Top of Extract provided

The ASH Mentor Award was established to recognize hematologists who have excelled in mentoring trainees and colleagues. Each year the Society recognizes two outstanding mentors drawn from the areas of basic science, clinical investigation, education, or clinical/community care who have had a significant, positive impact on their mentees' careers and, through their mentees, have advanced research and patient care in the field of hematology.

The 2018 ASH Mentor Award for Basic Science will be awarded to John E. Dick, PhD, of the University of Toronto, Princess Margaret Cancer Center, and Ontario Institute for Cancer Research in Toronto, Canada, for the numerous careers he has enabled, supported, and guided. Many of his mentees have gone on to have a significant and long-lasting impact on the scientific community. Since 1988, Dr. Dick has mentored more than 130 individuals, fostering a climate of honesty, transparency, and intellectual curiosity. A universal theme among his nominators has been his personal involvement in their careers, including the time devoted to mentees both before and after their time in his laboratory. Dr. Dick’s trainees widely agree that he has served as an inspirational role model.

The 2018 ASH Mentor Award for a Clinical Investigator will be awarded to Reed E. Drews, MD, of Beth Israel Deaconess Medical Center in Boston, Massachusetts, for his profound commitment to his mentees’ personal and professional growth. For more than a generation, Dr. Drews has had an enduring impact on the lives of more than 120 trainees. His mentees have achieved success in a variety of settings, including becoming successful clinicians and leaders at major academic institutions across the country, as well as pursuing alternative paths in the biotechnology and pharmaceutical spheres. Dr. Drews is appreciated for recognizing the unique needs and career goals of each trainee and for the individualized guidance and mentorship he provides.

ASH Award for Leadership in Promoting Diversity

The ASH Award for Leadership in Promoting Diversity honors hematologists who have supported the development of an inclusive hematology workforce, who have encouraged the career development of underrepresented minority trainees, or who have made the commitment to inclusiveness in contributions to the mission of ASH.

Bottom of Extract provided
Top of Data section

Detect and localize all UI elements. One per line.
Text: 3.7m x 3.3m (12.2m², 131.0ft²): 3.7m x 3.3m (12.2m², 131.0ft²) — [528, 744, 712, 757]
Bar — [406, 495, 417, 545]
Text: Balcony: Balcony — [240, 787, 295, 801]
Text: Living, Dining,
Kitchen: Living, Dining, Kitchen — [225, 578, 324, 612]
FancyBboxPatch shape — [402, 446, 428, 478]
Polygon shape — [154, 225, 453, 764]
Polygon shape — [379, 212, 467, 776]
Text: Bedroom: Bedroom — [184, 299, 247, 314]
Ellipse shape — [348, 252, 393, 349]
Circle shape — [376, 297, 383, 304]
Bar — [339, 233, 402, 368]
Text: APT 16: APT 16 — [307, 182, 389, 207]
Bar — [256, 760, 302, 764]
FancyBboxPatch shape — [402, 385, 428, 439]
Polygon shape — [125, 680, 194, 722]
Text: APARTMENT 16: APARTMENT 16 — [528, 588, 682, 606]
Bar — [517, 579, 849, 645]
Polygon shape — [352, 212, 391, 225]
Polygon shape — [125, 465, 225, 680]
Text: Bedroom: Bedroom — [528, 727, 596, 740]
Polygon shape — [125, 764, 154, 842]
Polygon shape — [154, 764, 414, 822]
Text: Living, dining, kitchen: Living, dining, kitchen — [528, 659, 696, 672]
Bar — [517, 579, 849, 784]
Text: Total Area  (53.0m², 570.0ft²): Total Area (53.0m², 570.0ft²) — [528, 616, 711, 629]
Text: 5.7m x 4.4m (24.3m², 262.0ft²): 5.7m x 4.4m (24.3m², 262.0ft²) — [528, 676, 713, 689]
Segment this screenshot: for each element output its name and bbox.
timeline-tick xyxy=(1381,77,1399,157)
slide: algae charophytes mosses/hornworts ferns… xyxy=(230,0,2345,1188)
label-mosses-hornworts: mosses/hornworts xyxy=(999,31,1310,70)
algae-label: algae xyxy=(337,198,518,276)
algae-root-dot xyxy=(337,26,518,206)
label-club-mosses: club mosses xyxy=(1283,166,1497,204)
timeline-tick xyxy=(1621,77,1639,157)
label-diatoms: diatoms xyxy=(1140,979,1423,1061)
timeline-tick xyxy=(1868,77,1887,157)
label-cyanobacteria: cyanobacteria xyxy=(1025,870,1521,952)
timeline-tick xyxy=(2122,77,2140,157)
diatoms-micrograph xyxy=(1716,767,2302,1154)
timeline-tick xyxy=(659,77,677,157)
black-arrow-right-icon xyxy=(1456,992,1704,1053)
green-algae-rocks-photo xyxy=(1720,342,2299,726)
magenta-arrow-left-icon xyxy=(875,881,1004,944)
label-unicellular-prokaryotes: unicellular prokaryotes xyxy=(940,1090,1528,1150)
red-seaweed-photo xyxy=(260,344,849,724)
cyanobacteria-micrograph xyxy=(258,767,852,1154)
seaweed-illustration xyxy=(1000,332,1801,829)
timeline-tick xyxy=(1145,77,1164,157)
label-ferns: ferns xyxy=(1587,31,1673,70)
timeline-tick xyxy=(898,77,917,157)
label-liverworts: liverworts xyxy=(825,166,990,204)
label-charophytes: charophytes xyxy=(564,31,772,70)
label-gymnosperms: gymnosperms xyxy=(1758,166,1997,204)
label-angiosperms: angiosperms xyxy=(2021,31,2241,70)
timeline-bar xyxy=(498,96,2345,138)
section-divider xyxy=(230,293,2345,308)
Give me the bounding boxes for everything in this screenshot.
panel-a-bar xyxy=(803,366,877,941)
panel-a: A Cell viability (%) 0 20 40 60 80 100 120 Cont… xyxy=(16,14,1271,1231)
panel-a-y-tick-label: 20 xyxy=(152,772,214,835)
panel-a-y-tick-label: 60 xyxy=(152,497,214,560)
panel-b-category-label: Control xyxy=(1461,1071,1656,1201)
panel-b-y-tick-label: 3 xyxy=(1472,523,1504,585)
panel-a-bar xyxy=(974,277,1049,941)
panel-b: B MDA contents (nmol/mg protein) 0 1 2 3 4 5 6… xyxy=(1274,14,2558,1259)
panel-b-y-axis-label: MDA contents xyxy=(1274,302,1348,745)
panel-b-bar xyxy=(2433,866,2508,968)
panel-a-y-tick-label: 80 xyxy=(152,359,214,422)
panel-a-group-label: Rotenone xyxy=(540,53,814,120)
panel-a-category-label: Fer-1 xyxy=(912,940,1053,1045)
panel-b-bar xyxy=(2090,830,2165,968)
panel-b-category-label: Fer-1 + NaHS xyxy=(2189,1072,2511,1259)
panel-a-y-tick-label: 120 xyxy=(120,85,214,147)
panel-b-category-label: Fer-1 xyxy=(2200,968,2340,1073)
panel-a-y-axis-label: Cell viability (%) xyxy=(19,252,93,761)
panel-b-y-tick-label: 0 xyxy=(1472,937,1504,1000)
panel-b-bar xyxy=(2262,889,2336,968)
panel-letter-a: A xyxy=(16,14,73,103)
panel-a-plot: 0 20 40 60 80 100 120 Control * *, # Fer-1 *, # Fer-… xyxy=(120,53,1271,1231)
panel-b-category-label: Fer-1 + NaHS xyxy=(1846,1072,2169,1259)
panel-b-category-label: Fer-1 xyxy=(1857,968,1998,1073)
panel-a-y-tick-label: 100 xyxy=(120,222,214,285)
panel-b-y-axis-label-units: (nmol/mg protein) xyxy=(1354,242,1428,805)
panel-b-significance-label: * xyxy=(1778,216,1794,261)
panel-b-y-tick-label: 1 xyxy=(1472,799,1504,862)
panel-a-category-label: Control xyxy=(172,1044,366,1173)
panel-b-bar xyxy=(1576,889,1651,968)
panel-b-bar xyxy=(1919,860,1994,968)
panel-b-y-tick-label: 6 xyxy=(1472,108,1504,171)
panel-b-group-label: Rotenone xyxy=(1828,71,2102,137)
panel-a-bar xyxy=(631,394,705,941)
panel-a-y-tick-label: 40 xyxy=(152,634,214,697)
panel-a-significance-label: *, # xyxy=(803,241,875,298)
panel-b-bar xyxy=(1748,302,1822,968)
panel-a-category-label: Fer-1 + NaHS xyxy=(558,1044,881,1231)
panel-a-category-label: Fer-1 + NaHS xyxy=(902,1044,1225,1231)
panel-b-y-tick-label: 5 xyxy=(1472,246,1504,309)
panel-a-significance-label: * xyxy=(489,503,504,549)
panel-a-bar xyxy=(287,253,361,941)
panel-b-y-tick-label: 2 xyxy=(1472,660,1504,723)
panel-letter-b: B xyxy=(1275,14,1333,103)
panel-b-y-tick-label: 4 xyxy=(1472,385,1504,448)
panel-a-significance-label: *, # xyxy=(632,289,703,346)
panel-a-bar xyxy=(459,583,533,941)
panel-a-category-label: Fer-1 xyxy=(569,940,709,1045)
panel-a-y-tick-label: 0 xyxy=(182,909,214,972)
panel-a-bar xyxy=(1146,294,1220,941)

Bottom of Data section

- _Parts of the exercise_
1. According to the passage on the ASH awards, how many individuals has John E. Dick mentored since 1988?
2. Pick up the passage on the ASH awards after its final sentence and continue it.
These entries have no connection to the passage on the ASH awards.

- _Responses to the tasks_
1. More than 130 individuals.

2.
The 2018 ASH Award for Leadership in Promoting Diversity will be awarded to Cage S. Johnson, MD, of the University of Southern California and USC Comprehensive Sickle Cell Center in Los Angeles, California, and José A. López, MD, of the University of Washington and Bloodworks Northwest in Seattle, Washington, for their commitment to diversity and inclusion in hematology.

For the better part of their careers, Drs. Johnson and López have worked tirelessly to ensure that diversity and inclusion are priorities in the field. As educators, they have recruited, mentored, and helped shape the careers of countless trainees from underrepresented groups. As ASH volunteers, Drs. Johnson and López served as co-chairs of the Society’s first Ad Hoc Minority Committee, which they shepherded from an ad hoc committee to a standing committee. They also worked in tandem to develop and nurture the ASH Minority Recruitment Initiative and to promote and celebrate diversity in hematology through special events for underrepresented minorities to network, showcase achievement, and build community.

Dr. Johnson is a founding member and former president of the EE Just Hematology Society, a society of minority hematologists based in Los Angeles. Since the society’s inception in 1985, he has taken many young, underrepresented minorities under his wing and encouraged them to successfully pursue careers in hematology.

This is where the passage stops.